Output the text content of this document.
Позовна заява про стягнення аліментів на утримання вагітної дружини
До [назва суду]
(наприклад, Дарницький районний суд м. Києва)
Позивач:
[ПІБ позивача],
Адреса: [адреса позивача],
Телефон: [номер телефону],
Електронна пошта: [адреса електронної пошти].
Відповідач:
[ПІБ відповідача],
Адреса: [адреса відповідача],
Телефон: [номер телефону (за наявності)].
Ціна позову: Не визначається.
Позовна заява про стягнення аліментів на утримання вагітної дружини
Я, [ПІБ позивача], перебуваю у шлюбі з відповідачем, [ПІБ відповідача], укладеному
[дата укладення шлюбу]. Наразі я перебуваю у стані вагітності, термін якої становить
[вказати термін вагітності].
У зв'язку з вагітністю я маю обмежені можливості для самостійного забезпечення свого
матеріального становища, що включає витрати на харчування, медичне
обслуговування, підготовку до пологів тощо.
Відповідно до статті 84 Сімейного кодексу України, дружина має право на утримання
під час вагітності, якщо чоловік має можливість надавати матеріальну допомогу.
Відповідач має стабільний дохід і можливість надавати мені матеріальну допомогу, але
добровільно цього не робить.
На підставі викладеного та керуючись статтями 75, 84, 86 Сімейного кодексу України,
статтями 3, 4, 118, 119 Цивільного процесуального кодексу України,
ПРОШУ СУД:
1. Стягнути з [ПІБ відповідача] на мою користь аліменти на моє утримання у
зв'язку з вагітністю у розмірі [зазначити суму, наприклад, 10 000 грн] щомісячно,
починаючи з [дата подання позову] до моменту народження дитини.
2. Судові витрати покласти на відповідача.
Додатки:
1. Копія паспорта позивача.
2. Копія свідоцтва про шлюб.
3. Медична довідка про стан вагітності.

Stated goal
Write an exact transcription of every entry above.

Exercise output
Output the text content of this document.
Позовна заява про стягнення аліментів на утримання вагітної дружини
До [назва суду]
(наприклад, Дарницький районний суд м. Києва)
Позивач:
[ПІБ позивача],
Адреса: [адреса позивача],
Телефон: [номер телефону],
Електронна пошта: [адреса електронної пошти].
Відповідач:
[ПІБ відповідача],
Адреса: [адреса відповідача],
Телефон: [номер телефону (за наявності)].
Ціна позову: Не визначається.
Позовна заява про стягнення аліментів на утримання вагітної дружини
Я, [ПІБ позивача], перебуваю у шлюбі з відповідачем, [ПІБ відповідача], укладеному
[дата укладення шлюбу]. Наразі я перебуваю у стані вагітності, термін якої становить
[вказати термін вагітності].
У зв'язку з вагітністю я маю обмежені можливості для самостійного забезпечення свого
матеріального становища, що включає витрати на харчування, медичне
обслуговування, підготовку до пологів тощо.
Відповідно до статті 84 Сімейного кодексу України, дружина має право на утримання
під час вагітності, якщо чоловік має можливість надавати матеріальну допомогу.
Відповідач має стабільний дохід і можливість надавати мені матеріальну допомогу, але
добровільно цього не робить.
На підставі викладеного та керуючись статтями 75, 84, 86 Сімейного кодексу України,
статтями 3, 4, 118, 119 Цивільного процесуального кодексу України,
ПРОШУ СУД:
1. Стягнути з [ПІБ відповідача] на мою користь аліменти на моє утримання у
зв'язку з вагітністю у розмірі [зазначити суму, наприклад, 10 000 грн] щомісячно,
починаючи з [дата подання позову] до моменту народження дитини.
2. Судові витрати покласти на відповідача.
Додатки:
1. Копія паспорта позивача.
2. Копія свідоцтва про шлюб.
3. Медична довідка про стан вагітності.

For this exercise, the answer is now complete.